[START Data for this task]
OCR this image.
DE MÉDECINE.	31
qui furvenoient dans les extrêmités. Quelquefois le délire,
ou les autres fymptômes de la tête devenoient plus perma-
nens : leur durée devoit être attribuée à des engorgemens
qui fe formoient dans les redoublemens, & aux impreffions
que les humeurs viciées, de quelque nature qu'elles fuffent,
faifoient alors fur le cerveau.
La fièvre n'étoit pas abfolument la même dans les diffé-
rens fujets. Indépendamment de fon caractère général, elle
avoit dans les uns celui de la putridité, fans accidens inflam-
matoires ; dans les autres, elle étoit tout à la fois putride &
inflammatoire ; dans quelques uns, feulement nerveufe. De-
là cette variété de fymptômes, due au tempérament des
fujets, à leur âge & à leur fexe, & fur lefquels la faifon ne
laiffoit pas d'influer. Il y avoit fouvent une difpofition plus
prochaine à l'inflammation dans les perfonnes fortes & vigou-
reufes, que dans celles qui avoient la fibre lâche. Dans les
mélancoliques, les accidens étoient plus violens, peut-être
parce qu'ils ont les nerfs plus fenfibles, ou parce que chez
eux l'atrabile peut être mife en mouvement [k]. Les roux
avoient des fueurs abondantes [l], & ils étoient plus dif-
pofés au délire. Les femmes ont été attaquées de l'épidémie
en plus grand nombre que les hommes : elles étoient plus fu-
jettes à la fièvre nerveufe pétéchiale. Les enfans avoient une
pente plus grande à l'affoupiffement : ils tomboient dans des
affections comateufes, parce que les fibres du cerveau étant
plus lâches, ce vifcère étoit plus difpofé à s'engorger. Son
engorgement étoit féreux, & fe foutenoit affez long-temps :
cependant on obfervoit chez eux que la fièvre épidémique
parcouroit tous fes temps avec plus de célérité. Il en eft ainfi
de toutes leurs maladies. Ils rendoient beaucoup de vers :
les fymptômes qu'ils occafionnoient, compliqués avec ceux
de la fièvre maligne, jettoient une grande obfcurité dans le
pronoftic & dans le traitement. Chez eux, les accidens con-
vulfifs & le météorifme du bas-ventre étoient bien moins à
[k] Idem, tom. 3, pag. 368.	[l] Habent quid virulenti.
[END Data for this task]
■ **Work to do**
Every line above should be written out again exactly as it stands.

■ **Answer**
OCR this image.
DE MÉDECINE.	31
qui furvenoient dans les extrêmités. Quelquefois le délire,
ou les autres fymptômes de la tête devenoient plus perma-
nens : leur durée devoit être attribuée à des engorgemens
qui fe formoient dans les redoublemens, & aux impreffions
que les humeurs viciées, de quelque nature qu'elles fuffent,
faifoient alors fur le cerveau.
La fièvre n'étoit pas abfolument la même dans les diffé-
rens fujets. Indépendamment de fon caractère général, elle
avoit dans les uns celui de la putridité, fans accidens inflam-
matoires ; dans les autres, elle étoit tout à la fois putride &
inflammatoire ; dans quelques uns, feulement nerveufe. De-
là cette variété de fymptômes, due au tempérament des
fujets, à leur âge & à leur fexe, & fur lefquels la faifon ne
laiffoit pas d'influer. Il y avoit fouvent une difpofition plus
prochaine à l'inflammation dans les perfonnes fortes & vigou-
reufes, que dans celles qui avoient la fibre lâche. Dans les
mélancoliques, les accidens étoient plus violens, peut-être
parce qu'ils ont les nerfs plus fenfibles, ou parce que chez
eux l'atrabile peut être mife en mouvement [k]. Les roux
avoient des fueurs abondantes [l], & ils étoient plus dif-
pofés au délire. Les femmes ont été attaquées de l'épidémie
en plus grand nombre que les hommes : elles étoient plus fu-
jettes à la fièvre nerveufe pétéchiale. Les enfans avoient une
pente plus grande à l'affoupiffement : ils tomboient dans des
affections comateufes, parce que les fibres du cerveau étant
plus lâches, ce vifcère étoit plus difpofé à s'engorger. Son
engorgement étoit féreux, & fe foutenoit affez long-temps :
cependant on obfervoit chez eux que la fièvre épidémique
parcouroit tous fes temps avec plus de célérité. Il en eft ainfi
de toutes leurs maladies. Ils rendoient beaucoup de vers :
les fymptômes qu'ils occafionnoient, compliqués avec ceux
de la fièvre maligne, jettoient une grande obfcurité dans le
pronoftic & dans le traitement. Chez eux, les accidens con-
vulfifs & le météorifme du bas-ventre étoient bien moins à
[k] Idem, tom. 3, pag. 368.	[l] Habent quid virulenti.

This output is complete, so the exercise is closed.